** START MATERIAL FOR THIS EXERCISE **
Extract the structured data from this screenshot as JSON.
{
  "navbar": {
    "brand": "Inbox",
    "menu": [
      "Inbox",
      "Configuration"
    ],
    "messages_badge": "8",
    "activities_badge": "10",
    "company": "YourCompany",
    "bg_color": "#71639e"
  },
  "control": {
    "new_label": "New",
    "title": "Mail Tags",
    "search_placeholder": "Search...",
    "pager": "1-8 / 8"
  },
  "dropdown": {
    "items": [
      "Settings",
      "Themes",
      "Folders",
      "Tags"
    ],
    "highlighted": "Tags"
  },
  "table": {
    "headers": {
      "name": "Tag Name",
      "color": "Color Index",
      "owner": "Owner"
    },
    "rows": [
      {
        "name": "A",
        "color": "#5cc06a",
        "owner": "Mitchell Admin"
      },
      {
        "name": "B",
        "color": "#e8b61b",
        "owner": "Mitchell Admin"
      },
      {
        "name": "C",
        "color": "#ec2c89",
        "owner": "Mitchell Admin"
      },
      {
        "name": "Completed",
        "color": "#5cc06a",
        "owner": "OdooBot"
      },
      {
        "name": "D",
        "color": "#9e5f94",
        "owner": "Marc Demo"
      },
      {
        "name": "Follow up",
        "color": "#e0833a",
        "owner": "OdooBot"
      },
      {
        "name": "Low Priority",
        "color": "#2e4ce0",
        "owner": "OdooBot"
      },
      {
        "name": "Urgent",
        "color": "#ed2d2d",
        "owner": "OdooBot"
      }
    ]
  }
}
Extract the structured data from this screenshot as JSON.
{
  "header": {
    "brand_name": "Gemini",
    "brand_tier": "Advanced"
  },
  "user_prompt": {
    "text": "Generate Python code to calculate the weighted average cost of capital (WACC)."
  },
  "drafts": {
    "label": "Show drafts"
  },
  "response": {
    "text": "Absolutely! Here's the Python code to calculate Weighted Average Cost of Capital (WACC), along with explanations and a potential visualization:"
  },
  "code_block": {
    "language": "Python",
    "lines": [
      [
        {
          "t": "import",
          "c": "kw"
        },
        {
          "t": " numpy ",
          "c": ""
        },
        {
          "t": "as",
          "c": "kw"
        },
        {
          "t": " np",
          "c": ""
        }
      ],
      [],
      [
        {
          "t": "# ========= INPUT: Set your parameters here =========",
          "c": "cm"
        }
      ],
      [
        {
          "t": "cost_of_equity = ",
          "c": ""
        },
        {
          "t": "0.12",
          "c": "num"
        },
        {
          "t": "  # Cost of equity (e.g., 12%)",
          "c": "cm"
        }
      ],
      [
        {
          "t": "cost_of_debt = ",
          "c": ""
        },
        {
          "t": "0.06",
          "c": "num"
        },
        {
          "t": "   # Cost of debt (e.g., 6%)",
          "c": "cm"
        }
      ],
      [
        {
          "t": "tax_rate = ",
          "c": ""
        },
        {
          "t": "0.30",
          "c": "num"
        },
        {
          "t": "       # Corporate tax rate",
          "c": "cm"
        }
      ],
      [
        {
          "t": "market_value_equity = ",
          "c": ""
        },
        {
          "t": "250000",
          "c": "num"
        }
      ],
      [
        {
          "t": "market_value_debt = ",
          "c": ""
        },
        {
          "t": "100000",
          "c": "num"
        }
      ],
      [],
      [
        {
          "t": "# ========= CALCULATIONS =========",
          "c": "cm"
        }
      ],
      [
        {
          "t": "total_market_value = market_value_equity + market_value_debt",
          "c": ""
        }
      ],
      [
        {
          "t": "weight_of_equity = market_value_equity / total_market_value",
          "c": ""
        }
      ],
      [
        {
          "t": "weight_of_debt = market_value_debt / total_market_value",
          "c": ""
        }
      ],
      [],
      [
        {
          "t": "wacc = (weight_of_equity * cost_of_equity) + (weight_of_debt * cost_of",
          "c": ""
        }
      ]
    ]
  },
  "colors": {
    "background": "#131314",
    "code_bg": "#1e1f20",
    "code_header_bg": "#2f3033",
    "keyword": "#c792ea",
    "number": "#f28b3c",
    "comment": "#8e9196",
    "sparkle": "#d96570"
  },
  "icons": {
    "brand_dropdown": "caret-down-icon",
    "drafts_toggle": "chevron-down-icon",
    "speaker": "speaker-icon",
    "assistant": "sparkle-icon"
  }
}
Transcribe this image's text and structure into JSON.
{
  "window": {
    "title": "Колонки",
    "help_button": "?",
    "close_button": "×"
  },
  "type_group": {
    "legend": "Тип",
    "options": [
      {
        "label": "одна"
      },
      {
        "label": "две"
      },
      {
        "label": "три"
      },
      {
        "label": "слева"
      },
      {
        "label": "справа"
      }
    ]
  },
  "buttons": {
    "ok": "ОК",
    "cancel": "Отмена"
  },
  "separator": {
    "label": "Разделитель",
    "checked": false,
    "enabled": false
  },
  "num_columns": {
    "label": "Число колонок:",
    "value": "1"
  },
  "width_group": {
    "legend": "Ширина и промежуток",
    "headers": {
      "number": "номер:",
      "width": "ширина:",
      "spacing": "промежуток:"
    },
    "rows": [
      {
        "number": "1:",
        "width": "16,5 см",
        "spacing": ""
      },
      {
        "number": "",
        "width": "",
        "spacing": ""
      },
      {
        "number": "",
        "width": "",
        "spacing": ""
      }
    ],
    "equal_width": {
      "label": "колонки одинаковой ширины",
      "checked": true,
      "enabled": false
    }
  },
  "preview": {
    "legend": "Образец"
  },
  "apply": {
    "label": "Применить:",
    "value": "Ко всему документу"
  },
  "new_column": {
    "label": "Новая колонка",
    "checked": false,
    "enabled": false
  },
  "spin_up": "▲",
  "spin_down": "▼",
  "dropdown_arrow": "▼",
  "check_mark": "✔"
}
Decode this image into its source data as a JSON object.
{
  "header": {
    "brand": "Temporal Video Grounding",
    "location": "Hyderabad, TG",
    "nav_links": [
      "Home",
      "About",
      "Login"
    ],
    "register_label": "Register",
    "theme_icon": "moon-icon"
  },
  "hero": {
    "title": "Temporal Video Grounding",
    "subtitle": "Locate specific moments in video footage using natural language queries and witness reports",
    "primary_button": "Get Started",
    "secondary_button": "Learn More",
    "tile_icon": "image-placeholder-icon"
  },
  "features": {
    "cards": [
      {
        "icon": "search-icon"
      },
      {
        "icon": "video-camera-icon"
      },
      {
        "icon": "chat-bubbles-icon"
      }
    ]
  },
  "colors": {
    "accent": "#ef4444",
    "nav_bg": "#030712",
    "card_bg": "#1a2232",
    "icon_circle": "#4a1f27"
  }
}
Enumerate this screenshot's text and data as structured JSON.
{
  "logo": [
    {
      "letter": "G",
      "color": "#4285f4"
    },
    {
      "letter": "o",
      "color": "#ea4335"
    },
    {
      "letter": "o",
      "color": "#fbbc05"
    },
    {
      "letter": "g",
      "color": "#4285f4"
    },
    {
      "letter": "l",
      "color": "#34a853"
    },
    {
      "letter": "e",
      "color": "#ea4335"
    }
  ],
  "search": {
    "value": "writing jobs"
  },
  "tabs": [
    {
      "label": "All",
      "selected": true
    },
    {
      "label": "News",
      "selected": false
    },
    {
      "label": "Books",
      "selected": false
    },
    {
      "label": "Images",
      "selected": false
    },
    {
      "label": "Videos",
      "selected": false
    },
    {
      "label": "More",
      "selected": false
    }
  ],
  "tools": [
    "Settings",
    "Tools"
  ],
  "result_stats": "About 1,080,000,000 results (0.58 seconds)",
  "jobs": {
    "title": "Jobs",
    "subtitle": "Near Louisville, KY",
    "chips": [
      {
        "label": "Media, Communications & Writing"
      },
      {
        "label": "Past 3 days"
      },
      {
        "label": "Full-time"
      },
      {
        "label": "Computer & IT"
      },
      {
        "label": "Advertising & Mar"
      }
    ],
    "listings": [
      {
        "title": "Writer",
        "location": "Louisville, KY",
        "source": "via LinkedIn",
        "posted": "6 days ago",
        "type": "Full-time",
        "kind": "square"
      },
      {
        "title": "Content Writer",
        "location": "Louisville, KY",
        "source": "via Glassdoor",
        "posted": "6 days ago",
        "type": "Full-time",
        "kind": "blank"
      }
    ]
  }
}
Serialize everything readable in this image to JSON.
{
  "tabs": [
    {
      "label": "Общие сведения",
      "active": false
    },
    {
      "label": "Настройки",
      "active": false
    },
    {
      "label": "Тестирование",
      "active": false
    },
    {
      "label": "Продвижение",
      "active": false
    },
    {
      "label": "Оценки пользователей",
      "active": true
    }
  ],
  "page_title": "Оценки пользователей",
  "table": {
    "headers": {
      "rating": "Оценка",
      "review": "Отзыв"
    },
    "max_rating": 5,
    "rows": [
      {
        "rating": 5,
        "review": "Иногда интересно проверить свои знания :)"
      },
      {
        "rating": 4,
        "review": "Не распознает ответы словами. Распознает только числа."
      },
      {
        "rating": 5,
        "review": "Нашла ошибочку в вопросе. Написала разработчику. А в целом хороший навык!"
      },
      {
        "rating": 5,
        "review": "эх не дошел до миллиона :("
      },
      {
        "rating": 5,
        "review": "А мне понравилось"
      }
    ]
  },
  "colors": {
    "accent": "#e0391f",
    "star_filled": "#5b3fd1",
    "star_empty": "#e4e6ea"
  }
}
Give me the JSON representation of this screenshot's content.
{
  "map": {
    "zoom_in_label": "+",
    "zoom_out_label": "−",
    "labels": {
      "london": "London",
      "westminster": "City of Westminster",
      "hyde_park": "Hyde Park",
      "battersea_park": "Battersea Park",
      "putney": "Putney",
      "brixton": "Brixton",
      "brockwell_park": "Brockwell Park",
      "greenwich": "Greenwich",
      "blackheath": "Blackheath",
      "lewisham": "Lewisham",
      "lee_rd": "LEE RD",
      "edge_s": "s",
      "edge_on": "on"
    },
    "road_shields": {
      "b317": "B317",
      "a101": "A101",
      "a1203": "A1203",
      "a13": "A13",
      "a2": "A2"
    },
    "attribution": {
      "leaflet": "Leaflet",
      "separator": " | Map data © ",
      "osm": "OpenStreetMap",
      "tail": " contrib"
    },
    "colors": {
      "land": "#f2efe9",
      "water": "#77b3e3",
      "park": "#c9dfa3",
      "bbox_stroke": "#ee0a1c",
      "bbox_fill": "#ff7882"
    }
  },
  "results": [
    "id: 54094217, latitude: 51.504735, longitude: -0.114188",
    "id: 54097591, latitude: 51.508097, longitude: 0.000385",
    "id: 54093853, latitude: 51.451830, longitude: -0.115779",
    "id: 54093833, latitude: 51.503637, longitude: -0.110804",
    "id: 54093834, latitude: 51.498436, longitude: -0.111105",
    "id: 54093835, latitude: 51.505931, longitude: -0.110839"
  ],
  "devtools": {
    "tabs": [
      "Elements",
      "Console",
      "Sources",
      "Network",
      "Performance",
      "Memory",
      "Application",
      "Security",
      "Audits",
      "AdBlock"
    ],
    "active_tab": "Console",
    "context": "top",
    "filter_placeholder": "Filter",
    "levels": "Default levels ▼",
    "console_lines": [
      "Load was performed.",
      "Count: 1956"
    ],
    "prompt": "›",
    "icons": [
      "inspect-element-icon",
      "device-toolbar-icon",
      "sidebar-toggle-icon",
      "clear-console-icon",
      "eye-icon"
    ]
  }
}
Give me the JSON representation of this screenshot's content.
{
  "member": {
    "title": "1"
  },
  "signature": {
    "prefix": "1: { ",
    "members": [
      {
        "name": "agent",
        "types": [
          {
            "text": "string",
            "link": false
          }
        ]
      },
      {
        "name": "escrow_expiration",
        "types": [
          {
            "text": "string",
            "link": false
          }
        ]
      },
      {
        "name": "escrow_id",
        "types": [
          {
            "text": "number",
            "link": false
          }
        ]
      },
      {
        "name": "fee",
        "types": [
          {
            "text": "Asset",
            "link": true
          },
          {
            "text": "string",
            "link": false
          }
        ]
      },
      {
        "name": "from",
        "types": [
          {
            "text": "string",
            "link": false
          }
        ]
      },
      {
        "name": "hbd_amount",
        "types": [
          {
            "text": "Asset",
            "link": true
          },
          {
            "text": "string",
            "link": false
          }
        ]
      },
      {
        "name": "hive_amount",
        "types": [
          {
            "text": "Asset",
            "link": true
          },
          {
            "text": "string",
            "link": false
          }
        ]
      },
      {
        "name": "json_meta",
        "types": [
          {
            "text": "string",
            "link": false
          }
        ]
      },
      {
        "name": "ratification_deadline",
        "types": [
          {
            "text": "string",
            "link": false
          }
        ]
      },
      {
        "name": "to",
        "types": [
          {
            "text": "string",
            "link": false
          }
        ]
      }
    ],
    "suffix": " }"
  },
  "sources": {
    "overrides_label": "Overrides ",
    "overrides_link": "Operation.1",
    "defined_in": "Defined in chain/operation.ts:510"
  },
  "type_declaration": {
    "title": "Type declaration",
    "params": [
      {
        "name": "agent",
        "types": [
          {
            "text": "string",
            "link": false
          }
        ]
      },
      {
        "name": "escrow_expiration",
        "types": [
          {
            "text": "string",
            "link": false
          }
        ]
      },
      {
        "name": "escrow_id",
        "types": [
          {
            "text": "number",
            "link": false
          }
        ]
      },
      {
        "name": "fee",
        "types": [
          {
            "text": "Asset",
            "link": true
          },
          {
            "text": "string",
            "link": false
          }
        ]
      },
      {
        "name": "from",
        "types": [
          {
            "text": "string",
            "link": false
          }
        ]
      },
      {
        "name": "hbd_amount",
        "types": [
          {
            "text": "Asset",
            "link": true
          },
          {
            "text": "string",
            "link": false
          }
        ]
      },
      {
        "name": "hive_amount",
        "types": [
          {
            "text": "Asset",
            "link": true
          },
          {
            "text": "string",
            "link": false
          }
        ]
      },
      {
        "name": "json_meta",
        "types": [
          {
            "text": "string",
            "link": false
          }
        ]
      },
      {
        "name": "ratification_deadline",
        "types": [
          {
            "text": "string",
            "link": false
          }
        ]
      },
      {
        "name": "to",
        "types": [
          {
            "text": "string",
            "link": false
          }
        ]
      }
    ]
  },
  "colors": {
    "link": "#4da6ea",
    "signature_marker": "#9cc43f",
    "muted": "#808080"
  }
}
** END MATERIAL FOR THIS EXERCISE **
**YOUR TASK**
State how many lines of the listing hold the string "longitude"; reply with the number and nothing else.

**FULL ANSWER**
6